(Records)
☆ ☆ ☆ ☆ ☆ ☆ ☆
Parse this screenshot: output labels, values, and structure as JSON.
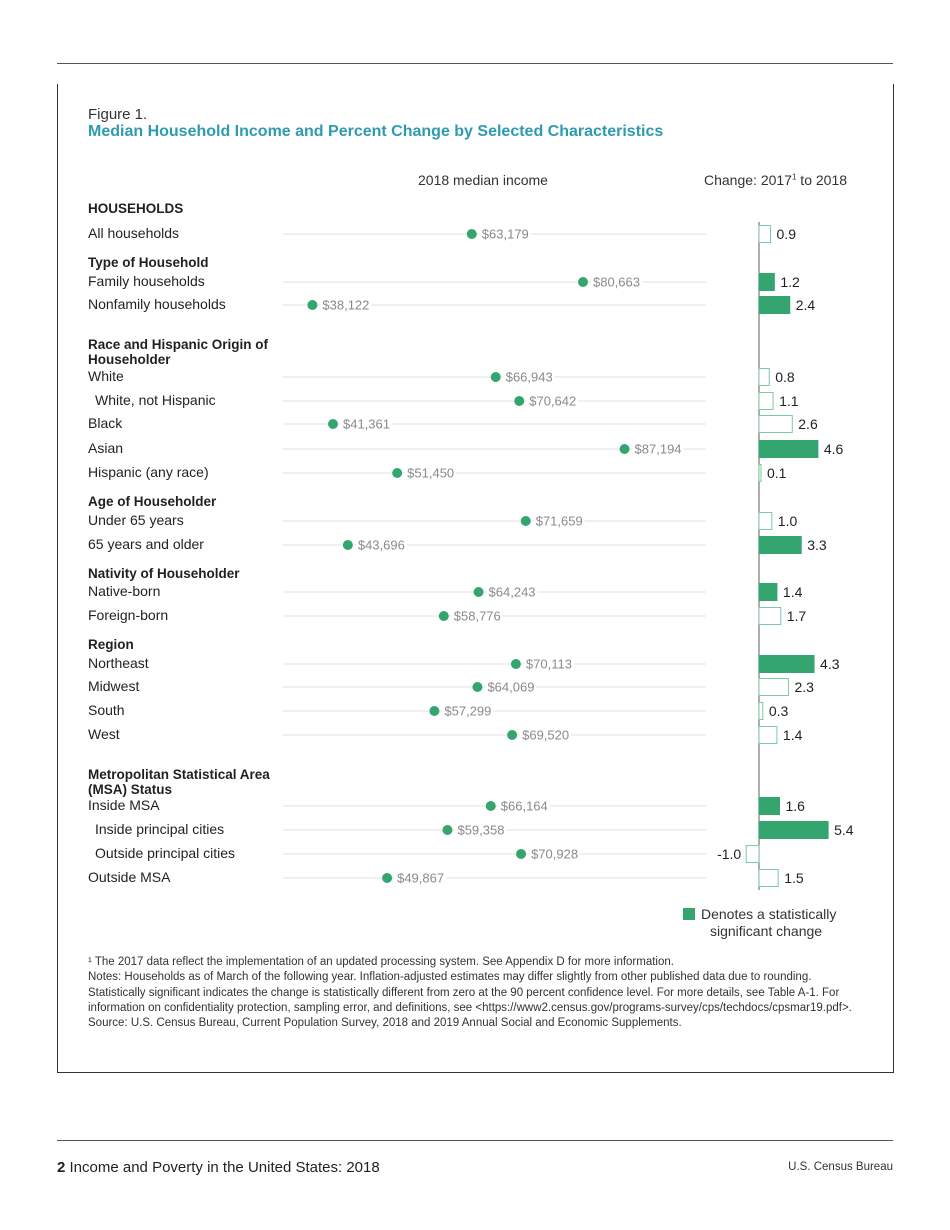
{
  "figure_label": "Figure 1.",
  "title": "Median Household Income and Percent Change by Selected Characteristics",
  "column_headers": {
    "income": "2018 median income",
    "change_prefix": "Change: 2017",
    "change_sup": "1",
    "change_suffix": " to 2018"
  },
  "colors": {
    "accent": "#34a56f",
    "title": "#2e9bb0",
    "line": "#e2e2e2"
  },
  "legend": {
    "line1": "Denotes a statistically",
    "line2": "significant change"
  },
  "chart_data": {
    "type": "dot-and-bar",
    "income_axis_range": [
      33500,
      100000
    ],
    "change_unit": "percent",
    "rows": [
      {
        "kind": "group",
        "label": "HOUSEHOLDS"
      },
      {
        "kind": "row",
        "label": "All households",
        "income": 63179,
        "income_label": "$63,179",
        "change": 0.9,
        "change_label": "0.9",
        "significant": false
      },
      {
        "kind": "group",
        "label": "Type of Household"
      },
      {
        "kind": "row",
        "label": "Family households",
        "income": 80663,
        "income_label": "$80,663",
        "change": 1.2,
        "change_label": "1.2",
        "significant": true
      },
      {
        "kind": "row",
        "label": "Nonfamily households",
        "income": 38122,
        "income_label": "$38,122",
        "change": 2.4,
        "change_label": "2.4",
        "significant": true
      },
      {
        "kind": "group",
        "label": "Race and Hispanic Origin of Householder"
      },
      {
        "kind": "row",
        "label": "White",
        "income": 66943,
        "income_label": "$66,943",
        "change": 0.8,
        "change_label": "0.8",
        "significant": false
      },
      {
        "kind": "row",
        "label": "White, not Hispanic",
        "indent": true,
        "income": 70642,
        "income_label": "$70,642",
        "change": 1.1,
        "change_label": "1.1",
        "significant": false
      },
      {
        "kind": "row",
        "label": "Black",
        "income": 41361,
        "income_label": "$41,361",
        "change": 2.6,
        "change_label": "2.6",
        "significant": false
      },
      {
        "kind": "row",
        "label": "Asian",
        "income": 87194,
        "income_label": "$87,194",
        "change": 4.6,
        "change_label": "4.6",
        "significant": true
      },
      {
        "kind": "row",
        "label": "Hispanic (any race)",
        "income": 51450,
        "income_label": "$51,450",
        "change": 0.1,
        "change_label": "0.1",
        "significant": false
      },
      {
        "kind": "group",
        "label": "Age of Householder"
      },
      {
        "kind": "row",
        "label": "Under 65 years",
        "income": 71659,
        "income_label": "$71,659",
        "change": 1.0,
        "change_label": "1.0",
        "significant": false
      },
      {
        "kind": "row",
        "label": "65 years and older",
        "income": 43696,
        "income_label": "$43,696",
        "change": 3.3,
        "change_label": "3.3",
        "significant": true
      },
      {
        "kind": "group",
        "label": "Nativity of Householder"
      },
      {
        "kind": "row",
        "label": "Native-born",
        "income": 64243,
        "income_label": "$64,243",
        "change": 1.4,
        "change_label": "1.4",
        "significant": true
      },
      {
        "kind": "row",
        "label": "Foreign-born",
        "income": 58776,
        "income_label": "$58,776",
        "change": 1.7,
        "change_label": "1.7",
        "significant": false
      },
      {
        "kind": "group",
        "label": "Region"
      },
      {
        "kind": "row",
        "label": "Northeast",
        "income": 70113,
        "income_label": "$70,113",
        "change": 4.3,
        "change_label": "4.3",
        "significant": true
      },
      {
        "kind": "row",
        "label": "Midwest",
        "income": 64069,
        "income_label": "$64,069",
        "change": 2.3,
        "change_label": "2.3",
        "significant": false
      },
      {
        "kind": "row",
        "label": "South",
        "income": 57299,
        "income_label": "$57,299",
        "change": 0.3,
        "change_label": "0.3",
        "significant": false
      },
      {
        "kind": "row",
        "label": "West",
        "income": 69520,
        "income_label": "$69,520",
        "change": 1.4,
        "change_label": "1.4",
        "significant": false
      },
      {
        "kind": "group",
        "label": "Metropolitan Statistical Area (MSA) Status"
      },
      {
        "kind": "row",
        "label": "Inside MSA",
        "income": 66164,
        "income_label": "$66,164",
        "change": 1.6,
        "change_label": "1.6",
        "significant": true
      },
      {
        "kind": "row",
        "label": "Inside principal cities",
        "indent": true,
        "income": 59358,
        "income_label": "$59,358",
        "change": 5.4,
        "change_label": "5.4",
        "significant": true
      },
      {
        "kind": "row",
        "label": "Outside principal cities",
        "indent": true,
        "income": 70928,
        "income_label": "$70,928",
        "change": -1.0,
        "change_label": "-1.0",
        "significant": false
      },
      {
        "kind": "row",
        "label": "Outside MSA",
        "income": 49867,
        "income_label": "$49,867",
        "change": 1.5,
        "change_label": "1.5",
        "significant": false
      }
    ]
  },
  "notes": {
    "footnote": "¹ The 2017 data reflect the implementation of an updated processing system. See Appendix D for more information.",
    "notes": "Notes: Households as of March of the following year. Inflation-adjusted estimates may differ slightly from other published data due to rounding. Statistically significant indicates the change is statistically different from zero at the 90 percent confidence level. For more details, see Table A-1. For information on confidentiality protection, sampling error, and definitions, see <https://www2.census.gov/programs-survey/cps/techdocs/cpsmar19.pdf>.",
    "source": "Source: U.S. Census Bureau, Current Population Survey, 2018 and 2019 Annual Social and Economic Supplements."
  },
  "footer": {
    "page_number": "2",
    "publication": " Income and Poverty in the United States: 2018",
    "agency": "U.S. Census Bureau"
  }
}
☆ ☆ ☆ ☆ ☆ ☆ ☆
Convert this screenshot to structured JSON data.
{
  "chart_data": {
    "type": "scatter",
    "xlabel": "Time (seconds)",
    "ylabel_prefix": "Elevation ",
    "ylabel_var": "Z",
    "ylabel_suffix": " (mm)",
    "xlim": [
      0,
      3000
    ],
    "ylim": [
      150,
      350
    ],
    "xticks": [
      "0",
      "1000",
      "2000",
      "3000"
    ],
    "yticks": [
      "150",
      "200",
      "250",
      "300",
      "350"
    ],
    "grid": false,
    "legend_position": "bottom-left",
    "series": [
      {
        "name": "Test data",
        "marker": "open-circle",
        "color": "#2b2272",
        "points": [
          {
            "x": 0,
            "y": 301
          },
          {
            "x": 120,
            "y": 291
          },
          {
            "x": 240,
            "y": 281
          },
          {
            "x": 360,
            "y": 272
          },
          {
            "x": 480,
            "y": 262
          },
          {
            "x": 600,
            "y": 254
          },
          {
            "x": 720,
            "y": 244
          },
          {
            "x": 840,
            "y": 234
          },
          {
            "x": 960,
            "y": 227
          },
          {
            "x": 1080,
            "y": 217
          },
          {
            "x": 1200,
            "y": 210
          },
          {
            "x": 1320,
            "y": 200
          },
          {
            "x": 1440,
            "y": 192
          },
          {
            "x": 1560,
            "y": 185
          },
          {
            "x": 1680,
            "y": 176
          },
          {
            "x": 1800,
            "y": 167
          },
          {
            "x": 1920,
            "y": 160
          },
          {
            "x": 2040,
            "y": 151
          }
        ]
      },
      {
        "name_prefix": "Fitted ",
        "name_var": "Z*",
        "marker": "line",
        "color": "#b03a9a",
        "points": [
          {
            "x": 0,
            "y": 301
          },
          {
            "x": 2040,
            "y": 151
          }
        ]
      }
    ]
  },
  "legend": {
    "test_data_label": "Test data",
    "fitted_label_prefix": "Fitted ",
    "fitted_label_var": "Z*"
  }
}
☆ ☆ ☆ ☆ ☆ ☆ ☆
Within the listing, how many lines hold the word "screenshot"? Only the number is to be given.

2